TASK MATERIAL:

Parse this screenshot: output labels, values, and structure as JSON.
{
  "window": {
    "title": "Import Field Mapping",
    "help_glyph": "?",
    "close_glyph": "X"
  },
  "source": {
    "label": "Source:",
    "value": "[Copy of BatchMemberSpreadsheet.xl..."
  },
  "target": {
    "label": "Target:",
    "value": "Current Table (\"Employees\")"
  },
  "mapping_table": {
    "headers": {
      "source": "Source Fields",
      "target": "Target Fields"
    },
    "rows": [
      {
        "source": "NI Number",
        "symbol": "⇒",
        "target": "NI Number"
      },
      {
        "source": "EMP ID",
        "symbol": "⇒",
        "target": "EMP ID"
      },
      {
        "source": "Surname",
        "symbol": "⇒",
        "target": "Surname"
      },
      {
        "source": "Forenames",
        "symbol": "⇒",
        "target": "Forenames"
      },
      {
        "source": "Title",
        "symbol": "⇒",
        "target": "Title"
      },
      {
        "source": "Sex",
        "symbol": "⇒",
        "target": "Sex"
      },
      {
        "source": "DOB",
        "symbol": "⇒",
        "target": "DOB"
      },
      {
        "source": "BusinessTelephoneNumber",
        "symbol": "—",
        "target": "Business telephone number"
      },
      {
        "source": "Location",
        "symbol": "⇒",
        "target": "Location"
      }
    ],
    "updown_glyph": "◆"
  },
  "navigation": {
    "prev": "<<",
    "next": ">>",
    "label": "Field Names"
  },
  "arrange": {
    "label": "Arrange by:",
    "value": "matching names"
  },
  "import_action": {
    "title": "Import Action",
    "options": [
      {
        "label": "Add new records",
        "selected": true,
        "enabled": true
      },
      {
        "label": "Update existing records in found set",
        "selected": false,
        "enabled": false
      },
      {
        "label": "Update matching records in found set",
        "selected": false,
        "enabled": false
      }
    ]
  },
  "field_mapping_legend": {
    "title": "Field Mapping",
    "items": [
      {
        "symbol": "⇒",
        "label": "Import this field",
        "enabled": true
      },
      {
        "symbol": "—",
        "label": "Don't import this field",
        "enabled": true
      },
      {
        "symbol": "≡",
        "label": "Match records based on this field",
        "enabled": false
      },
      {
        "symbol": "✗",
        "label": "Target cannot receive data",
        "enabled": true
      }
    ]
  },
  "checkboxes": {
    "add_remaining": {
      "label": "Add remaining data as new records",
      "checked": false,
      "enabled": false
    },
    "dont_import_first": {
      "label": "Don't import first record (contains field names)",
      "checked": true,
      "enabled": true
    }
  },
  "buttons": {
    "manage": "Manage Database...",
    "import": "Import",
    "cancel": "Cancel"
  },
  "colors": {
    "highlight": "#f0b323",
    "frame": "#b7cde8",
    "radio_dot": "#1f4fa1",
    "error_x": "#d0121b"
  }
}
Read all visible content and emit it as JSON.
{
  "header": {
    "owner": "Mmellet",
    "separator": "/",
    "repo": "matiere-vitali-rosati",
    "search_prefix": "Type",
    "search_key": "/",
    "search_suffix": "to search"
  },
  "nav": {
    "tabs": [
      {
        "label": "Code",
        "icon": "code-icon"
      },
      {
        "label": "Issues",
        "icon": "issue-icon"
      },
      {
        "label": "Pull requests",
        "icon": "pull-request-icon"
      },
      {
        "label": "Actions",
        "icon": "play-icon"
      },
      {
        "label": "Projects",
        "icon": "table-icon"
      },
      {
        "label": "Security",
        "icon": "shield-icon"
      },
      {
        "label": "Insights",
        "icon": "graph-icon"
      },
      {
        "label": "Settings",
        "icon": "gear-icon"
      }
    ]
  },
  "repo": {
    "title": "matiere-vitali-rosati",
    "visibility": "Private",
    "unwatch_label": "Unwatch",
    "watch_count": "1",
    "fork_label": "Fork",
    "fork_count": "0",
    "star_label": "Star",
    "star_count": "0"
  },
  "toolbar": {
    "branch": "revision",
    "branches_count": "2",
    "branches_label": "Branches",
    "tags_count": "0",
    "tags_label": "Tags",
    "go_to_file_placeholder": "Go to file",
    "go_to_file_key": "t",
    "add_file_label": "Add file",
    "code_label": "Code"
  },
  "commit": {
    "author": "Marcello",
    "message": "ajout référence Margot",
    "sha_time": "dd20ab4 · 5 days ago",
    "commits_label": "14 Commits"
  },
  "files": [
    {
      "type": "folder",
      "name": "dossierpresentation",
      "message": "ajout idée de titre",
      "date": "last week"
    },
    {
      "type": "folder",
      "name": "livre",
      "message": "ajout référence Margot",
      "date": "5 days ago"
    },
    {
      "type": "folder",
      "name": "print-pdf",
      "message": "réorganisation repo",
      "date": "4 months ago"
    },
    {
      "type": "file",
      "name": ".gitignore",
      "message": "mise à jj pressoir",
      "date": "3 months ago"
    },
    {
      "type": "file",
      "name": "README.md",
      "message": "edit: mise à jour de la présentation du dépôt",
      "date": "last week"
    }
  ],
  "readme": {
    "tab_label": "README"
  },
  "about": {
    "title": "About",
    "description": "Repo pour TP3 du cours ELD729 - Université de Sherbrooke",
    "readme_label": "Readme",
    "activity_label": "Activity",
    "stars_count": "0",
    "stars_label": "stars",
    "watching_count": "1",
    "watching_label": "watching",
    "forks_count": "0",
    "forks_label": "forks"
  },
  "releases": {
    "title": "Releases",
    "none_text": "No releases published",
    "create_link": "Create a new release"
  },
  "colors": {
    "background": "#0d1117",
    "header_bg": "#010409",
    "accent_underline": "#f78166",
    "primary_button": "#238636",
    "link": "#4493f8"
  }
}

REQUEST: Every line that holds the word "days" should be extracted.

RESULT OF THE TASK:
    "sha_time": "dd20ab4 · 5 days ago",
      "date": "5 days ago"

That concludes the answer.